(Records from a collection)
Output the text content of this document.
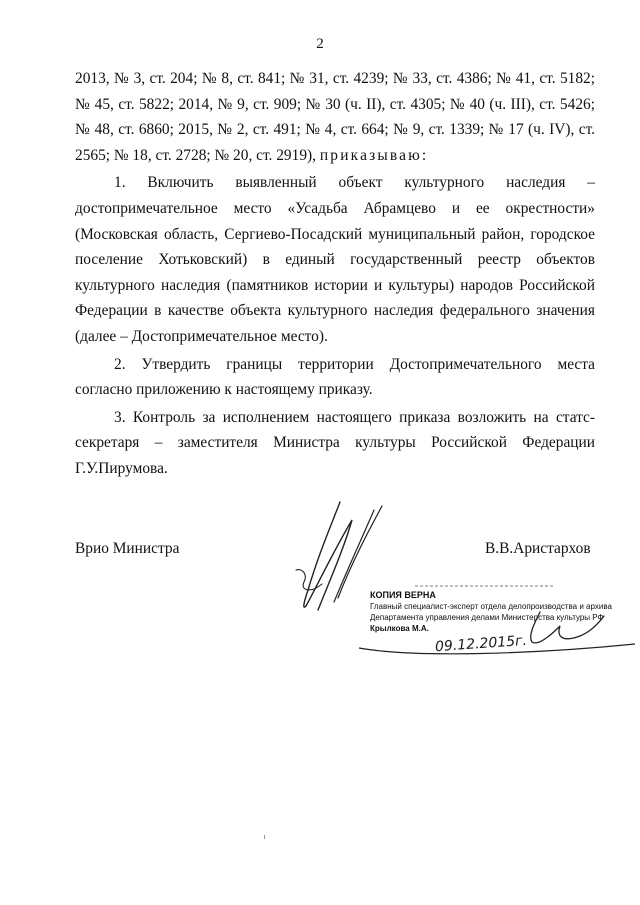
2

2013, № 3, ст. 204; № 8, ст. 841; № 31, ст. 4239; № 33, ст. 4386; № 41, ст. 5182; № 45, ст. 5822; 2014, № 9, ст. 909; № 30 (ч. II), ст. 4305; № 40 (ч. III), ст. 5426; № 48, ст. 6860; 2015, № 2, ст. 491; № 4, ст. 664; № 9, ст. 1339; № 17 (ч. IV), ст. 2565; № 18, ст. 2728; № 20, ст. 2919), приказываю:

1. Включить выявленный объект культурного наследия – достопримечательное место «Усадьба Абрамцево и ее окрестности» (Московская область, Сергиево-Посадский муниципальный район, городское поселение Хотьковский) в единый государственный реестр объектов культурного наследия (памятников истории и культуры) народов Российской Федерации в качестве объекта культурного наследия федерального значения (далее – Достопримечательное место).

2. Утвердить границы территории Достопримечательного места согласно приложению к настоящему приказу.

3. Контроль за исполнением настоящего приказа возложить на статс-секретаря – заместителя Министра культуры Российской Федерации Г.У.Пирумова.

Врио Министра	В.В.Аристархов
КОПИЯ ВЕРНА
Главный специалист-эксперт отдела делопроизводства и архива
Департамента управления делами Министерства культуры РФ
Крылкова М.А.
09.12.2015г.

Goal:
Show every line above in which the word "Министра" occurs.

Task solution:
3. Контроль за исполнением настоящего приказа возложить на статс-секретаря – заместителя Министра культуры Российской Федерации Г.У.Пирумова.
Врио Министра	В.В.Аристархов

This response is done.